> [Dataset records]
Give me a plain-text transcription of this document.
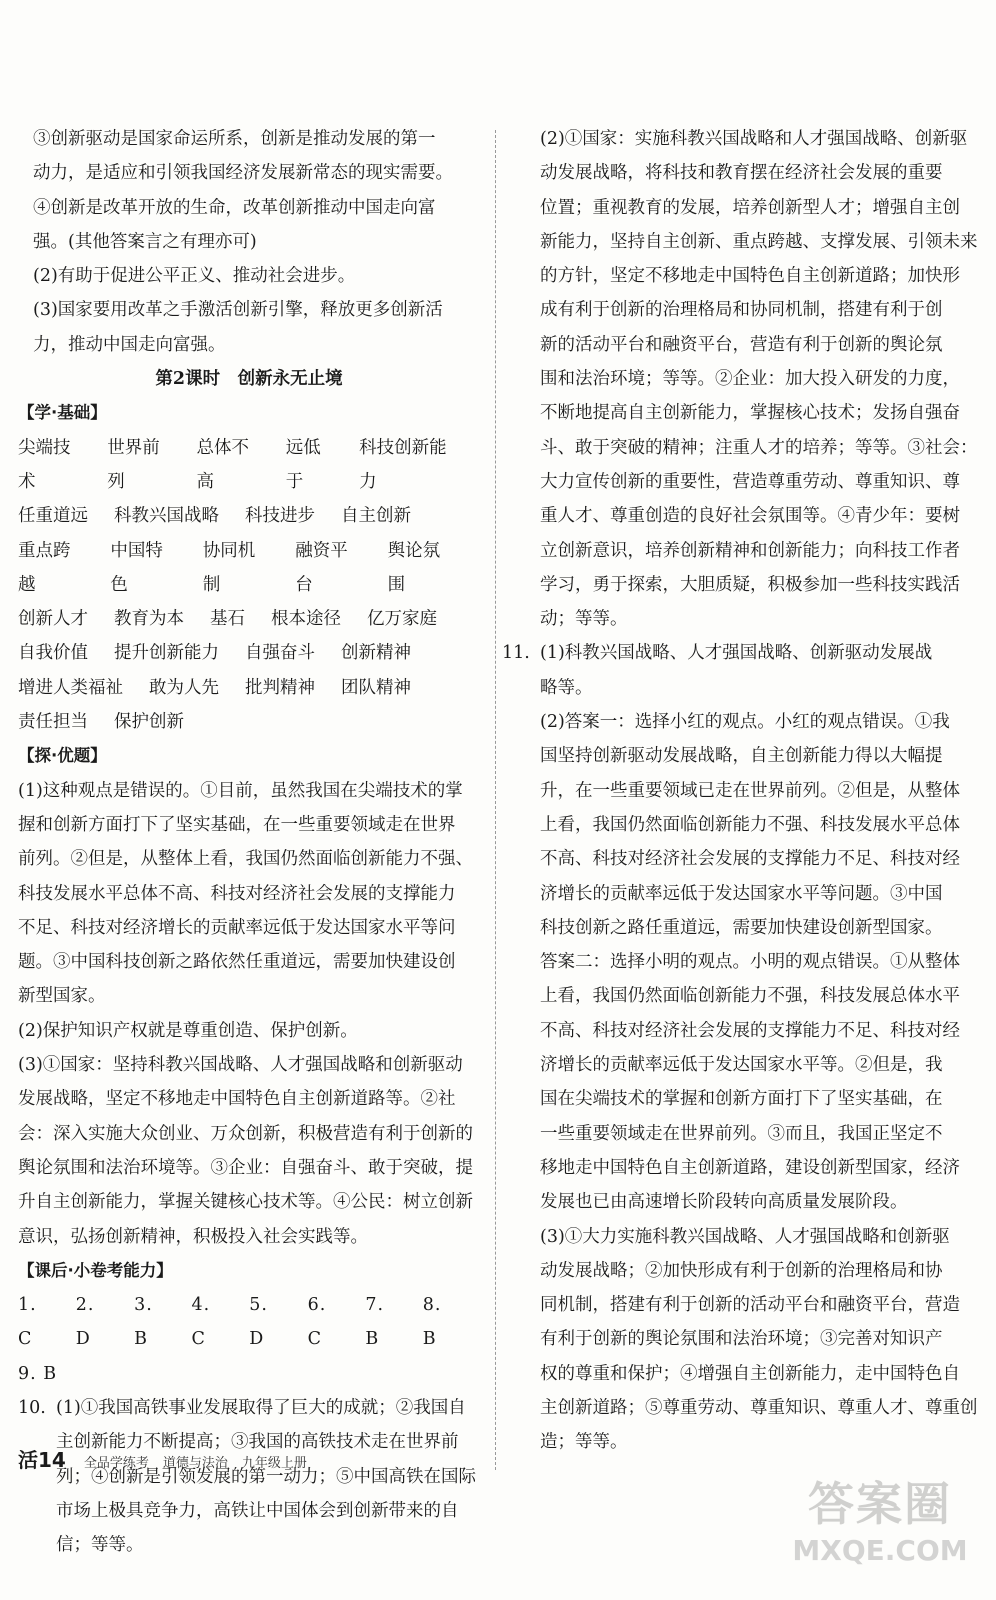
③创新驱动是国家命运所系，创新是推动发展的第一

动力，是适应和引领我国经济发展新常态的现实需要。

④创新是改革开放的生命，改革创新推动中国走向富

强。(其他答案言之有理亦可)

(2)有助于促进公平正义、推动社会进步。

(3)国家要用改革之手激活创新引擎，释放更多创新活

力，推动中国走向富强。

第2课时　创新永无止境

【学·基础】

尖端技术
世界前列
总体不高
远低于
科技创新能力
任重道远 科教兴国战略 科技进步 自主创新
重点跨越
中国特色
协同机制
融资平台
舆论氛围
创新人才 教育为本 基石 根本途径 亿万家庭
自我价值 提升创新能力 自强奋斗 创新精神
增进人类福祉 敢为人先 批判精神 团队精神
责任担当 保护创新

【探·优题】

(1)这种观点是错误的。①目前，虽然我国在尖端技术的掌

握和创新方面打下了坚实基础，在一些重要领域走在世界

前列。②但是，从整体上看，我国仍然面临创新能力不强、

科技发展水平总体不高、科技对经济社会发展的支撑能力

不足、科技对经济增长的贡献率远低于发达国家水平等问

题。③中国科技创新之路依然任重道远，需要加快建设创

新型国家。

(2)保护知识产权就是尊重创造、保护创新。

(3)①国家：坚持科教兴国战略、人才强国战略和创新驱动

发展战略，坚定不移地走中国特色自主创新道路等。②社

会：深入实施大众创业、万众创新，积极营造有利于创新的

舆论氛围和法治环境等。③企业：自强奋斗、敢于突破，提

升自主创新能力，掌握关键核心技术等。④公民：树立创新

意识，弘扬创新精神，积极投入社会实践等。

【课后·小卷考能力】

1. C
2. D
3. B
4. C
5. D
6. C
7. B
8. B
9. B

10. (1)①我国高铁事业发展取得了巨大的成就；②我国自

主创新能力不断提高；③我国的高铁技术走在世界前

列；④创新是引领发展的第一动力；⑤中国高铁在国际

市场上极具竞争力，高铁让中国体会到创新带来的自

信；等等。

(2)①国家：实施科教兴国战略和人才强国战略、创新驱

动发展战略，将科技和教育摆在经济社会发展的重要

位置；重视教育的发展，培养创新型人才；增强自主创

新能力，坚持自主创新、重点跨越、支撑发展、引领未来

的方针，坚定不移地走中国特色自主创新道路；加快形

成有利于创新的治理格局和协同机制，搭建有利于创

新的活动平台和融资平台，营造有利于创新的舆论氛

围和法治环境；等等。②企业：加大投入研发的力度，

不断地提高自主创新能力，掌握核心技术；发扬自强奋

斗、敢于突破的精神；注重人才的培养；等等。③社会：

大力宣传创新的重要性，营造尊重劳动、尊重知识、尊

重人才、尊重创造的良好社会氛围等。④青少年：要树

立创新意识，培养创新精神和创新能力；向科技工作者

学习，勇于探索，大胆质疑，积极参加一些科技实践活

动；等等。

11. (1)科教兴国战略、人才强国战略、创新驱动发展战

略等。

(2)答案一：选择小红的观点。小红的观点错误。①我

国坚持创新驱动发展战略，自主创新能力得以大幅提

升，在一些重要领域已走在世界前列。②但是，从整体

上看，我国仍然面临创新能力不强、科技发展水平总体

不高、科技对经济社会发展的支撑能力不足、科技对经

济增长的贡献率远低于发达国家水平等问题。③中国

科技创新之路任重道远，需要加快建设创新型国家。

答案二：选择小明的观点。小明的观点错误。①从整体

上看，我国仍然面临创新能力不强，科技发展总体水平

不高、科技对经济社会发展的支撑能力不足、科技对经

济增长的贡献率远低于发达国家水平等。②但是，我

国在尖端技术的掌握和创新方面打下了坚实基础，在

一些重要领域走在世界前列。③而且，我国正坚定不

移地走中国特色自主创新道路，建设创新型国家，经济

发展也已由高速增长阶段转向高质量发展阶段。

(3)①大力实施科教兴国战略、人才强国战略和创新驱

动发展战略；②加快形成有利于创新的治理格局和协

同机制，搭建有利于创新的活动平台和融资平台，营造

有利于创新的舆论氛围和法治环境；③完善对知识产

权的尊重和保护；④增强自主创新能力，走中国特色自

主创新道路；⑤尊重劳动、尊重知识、尊重人才、尊重创

造；等等。

活14 全品学练考 道德与法治 九年级上册
答案圈
MXQE.COM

> [What needs to be done]
Copy the records above exactly, leaving out every picture.

> [Output for this task]
Give me a plain-text transcription of this document.
③创新驱动是国家命运所系，创新是推动发展的第一

动力，是适应和引领我国经济发展新常态的现实需要。

④创新是改革开放的生命，改革创新推动中国走向富

强。(其他答案言之有理亦可)

(2)有助于促进公平正义、推动社会进步。

(3)国家要用改革之手激活创新引擎，释放更多创新活

力，推动中国走向富强。

第2课时　创新永无止境

【学·基础】

尖端技术
世界前列
总体不高
远低于
科技创新能力
任重道远 科教兴国战略 科技进步 自主创新
重点跨越
中国特色
协同机制
融资平台
舆论氛围
创新人才 教育为本 基石 根本途径 亿万家庭
自我价值 提升创新能力 自强奋斗 创新精神
增进人类福祉 敢为人先 批判精神 团队精神
责任担当 保护创新

【探·优题】

(1)这种观点是错误的。①目前，虽然我国在尖端技术的掌

握和创新方面打下了坚实基础，在一些重要领域走在世界

前列。②但是，从整体上看，我国仍然面临创新能力不强、

科技发展水平总体不高、科技对经济社会发展的支撑能力

不足、科技对经济增长的贡献率远低于发达国家水平等问

题。③中国科技创新之路依然任重道远，需要加快建设创

新型国家。

(2)保护知识产权就是尊重创造、保护创新。

(3)①国家：坚持科教兴国战略、人才强国战略和创新驱动

发展战略，坚定不移地走中国特色自主创新道路等。②社

会：深入实施大众创业、万众创新，积极营造有利于创新的

舆论氛围和法治环境等。③企业：自强奋斗、敢于突破，提

升自主创新能力，掌握关键核心技术等。④公民：树立创新

意识，弘扬创新精神，积极投入社会实践等。

【课后·小卷考能力】

1. C
2. D
3. B
4. C
5. D
6. C
7. B
8. B
9. B

10. (1)①我国高铁事业发展取得了巨大的成就；②我国自

主创新能力不断提高；③我国的高铁技术走在世界前

列；④创新是引领发展的第一动力；⑤中国高铁在国际

市场上极具竞争力，高铁让中国体会到创新带来的自

信；等等。

(2)①国家：实施科教兴国战略和人才强国战略、创新驱

动发展战略，将科技和教育摆在经济社会发展的重要

位置；重视教育的发展，培养创新型人才；增强自主创

新能力，坚持自主创新、重点跨越、支撑发展、引领未来

的方针，坚定不移地走中国特色自主创新道路；加快形

成有利于创新的治理格局和协同机制，搭建有利于创

新的活动平台和融资平台，营造有利于创新的舆论氛

围和法治环境；等等。②企业：加大投入研发的力度，

不断地提高自主创新能力，掌握核心技术；发扬自强奋

斗、敢于突破的精神；注重人才的培养；等等。③社会：

大力宣传创新的重要性，营造尊重劳动、尊重知识、尊

重人才、尊重创造的良好社会氛围等。④青少年：要树

立创新意识，培养创新精神和创新能力；向科技工作者

学习，勇于探索，大胆质疑，积极参加一些科技实践活

动；等等。

11. (1)科教兴国战略、人才强国战略、创新驱动发展战

略等。

(2)答案一：选择小红的观点。小红的观点错误。①我

国坚持创新驱动发展战略，自主创新能力得以大幅提

升，在一些重要领域已走在世界前列。②但是，从整体

上看，我国仍然面临创新能力不强、科技发展水平总体

不高、科技对经济社会发展的支撑能力不足、科技对经

济增长的贡献率远低于发达国家水平等问题。③中国

科技创新之路任重道远，需要加快建设创新型国家。

答案二：选择小明的观点。小明的观点错误。①从整体

上看，我国仍然面临创新能力不强，科技发展总体水平

不高、科技对经济社会发展的支撑能力不足、科技对经

济增长的贡献率远低于发达国家水平等。②但是，我

国在尖端技术的掌握和创新方面打下了坚实基础，在

一些重要领域走在世界前列。③而且，我国正坚定不

移地走中国特色自主创新道路，建设创新型国家，经济

发展也已由高速增长阶段转向高质量发展阶段。

(3)①大力实施科教兴国战略、人才强国战略和创新驱

动发展战略；②加快形成有利于创新的治理格局和协

同机制，搭建有利于创新的活动平台和融资平台，营造

有利于创新的舆论氛围和法治环境；③完善对知识产

权的尊重和保护；④增强自主创新能力，走中国特色自

主创新道路；⑤尊重劳动、尊重知识、尊重人才、尊重创

造；等等。

活14 全品学练考 道德与法治 九年级上册
答案圈
MXQE.COM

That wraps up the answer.